### Prompt
Gather each line in the entries that includes the string "Pauses".

-- START --

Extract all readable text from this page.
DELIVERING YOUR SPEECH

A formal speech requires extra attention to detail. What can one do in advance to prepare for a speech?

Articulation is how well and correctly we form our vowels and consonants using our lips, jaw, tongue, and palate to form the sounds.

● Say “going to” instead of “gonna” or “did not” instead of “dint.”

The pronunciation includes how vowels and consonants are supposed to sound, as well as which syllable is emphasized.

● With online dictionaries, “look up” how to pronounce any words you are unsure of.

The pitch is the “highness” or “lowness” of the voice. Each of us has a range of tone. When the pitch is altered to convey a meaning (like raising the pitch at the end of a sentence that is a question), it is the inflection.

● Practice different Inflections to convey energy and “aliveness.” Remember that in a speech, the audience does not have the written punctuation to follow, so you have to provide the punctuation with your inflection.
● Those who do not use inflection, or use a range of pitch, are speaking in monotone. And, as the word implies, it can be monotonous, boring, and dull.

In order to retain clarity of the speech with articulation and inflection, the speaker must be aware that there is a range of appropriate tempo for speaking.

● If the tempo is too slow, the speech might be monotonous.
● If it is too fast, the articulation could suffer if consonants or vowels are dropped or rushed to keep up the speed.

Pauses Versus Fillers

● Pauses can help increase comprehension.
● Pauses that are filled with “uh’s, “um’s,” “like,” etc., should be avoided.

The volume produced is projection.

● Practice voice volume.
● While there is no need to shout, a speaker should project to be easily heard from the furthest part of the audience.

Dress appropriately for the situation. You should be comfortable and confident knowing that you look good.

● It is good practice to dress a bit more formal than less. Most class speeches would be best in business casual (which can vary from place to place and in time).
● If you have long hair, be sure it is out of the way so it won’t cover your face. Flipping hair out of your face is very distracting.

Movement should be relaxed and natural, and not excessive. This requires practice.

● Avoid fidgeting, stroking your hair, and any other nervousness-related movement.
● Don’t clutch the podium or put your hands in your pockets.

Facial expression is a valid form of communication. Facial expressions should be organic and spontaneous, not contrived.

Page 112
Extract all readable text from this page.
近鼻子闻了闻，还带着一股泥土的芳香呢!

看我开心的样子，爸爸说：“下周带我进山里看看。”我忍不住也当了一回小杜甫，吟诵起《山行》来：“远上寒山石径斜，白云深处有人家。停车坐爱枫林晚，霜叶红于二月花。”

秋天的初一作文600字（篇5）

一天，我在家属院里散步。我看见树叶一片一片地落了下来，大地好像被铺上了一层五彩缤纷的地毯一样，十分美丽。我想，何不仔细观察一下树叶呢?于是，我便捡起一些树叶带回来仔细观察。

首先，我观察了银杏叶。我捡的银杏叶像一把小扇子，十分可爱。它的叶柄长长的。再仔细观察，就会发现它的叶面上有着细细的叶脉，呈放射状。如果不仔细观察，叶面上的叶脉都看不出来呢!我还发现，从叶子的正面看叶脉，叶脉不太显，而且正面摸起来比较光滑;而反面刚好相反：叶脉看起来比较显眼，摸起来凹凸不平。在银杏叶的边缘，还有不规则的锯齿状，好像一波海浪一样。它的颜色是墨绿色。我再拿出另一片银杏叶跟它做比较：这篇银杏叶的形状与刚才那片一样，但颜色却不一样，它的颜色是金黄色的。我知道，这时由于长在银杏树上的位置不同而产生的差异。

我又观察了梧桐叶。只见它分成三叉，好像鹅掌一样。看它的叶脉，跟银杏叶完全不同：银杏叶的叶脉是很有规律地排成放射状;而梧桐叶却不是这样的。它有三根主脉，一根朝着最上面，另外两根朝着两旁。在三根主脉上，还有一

-- END --

### Written response
Pauses Versus Fillers
● Pauses can help increase comprehension.
● Pauses that are filled with “uh’s, “um’s,” “like,” etc., should be avoided.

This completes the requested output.